--- BEGIN TASK INPUTS ---
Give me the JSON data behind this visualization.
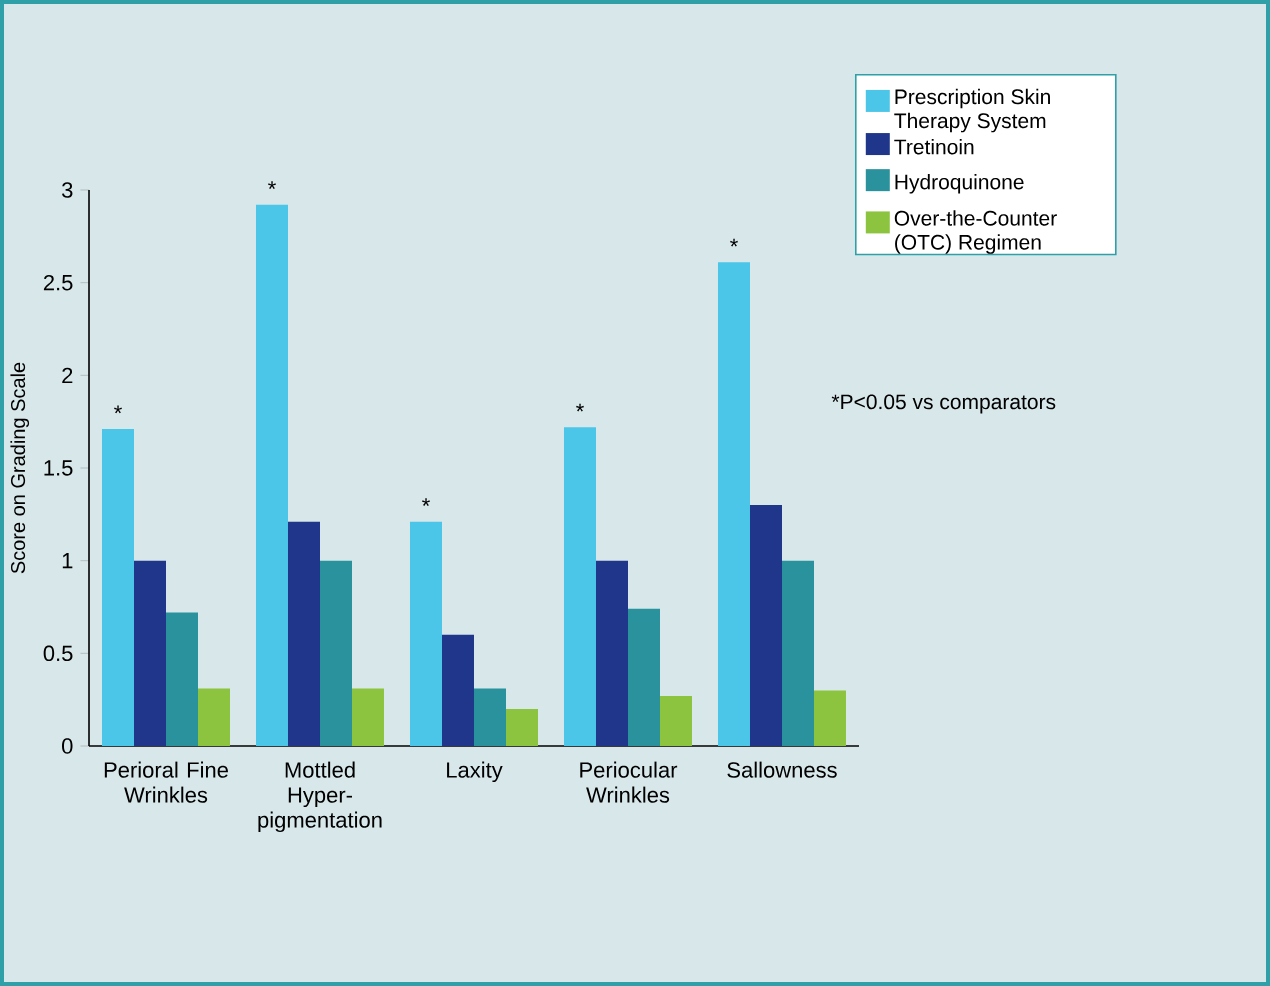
{
  "chart_data": {
    "type": "bar",
    "ylabel": "Score on Grading Scale",
    "categories": [
      "Perioral Fine Wrinkles",
      "Mottled Hyper-pigmentation",
      "Laxity",
      "Periocular Wrinkles",
      "Sallowness"
    ],
    "series": [
      {
        "name": "Prescription Skin Therapy System",
        "color": "#4bc6e8",
        "values": [
          1.71,
          2.92,
          1.21,
          1.72,
          2.61
        ]
      },
      {
        "name": "Tretinoin",
        "color": "#1f368a",
        "values": [
          1.0,
          1.21,
          0.6,
          1.0,
          1.3
        ]
      },
      {
        "name": "Hydroquinone",
        "color": "#2a929c",
        "values": [
          0.72,
          1.0,
          0.31,
          0.74,
          1.0
        ]
      },
      {
        "name": "Over-the-Counter (OTC) Regimen",
        "color": "#8dc43f",
        "values": [
          0.31,
          0.31,
          0.2,
          0.27,
          0.3
        ]
      }
    ],
    "ylim": [
      0,
      3
    ],
    "yticks": [
      0,
      0.5,
      1,
      1.5,
      2,
      2.5,
      3
    ],
    "legend": "top right",
    "grid": false,
    "annotations": [
      "*",
      "*",
      "*",
      "*",
      "*",
      "*P<0.05 vs comparators"
    ]
  }
}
--- END TASK INPUTS ---
- [BRIEF]: Check every line in the material above for the string "color", then give only the number of lines that have it.

- [OUTPUT OF THE EXERCISE]: 4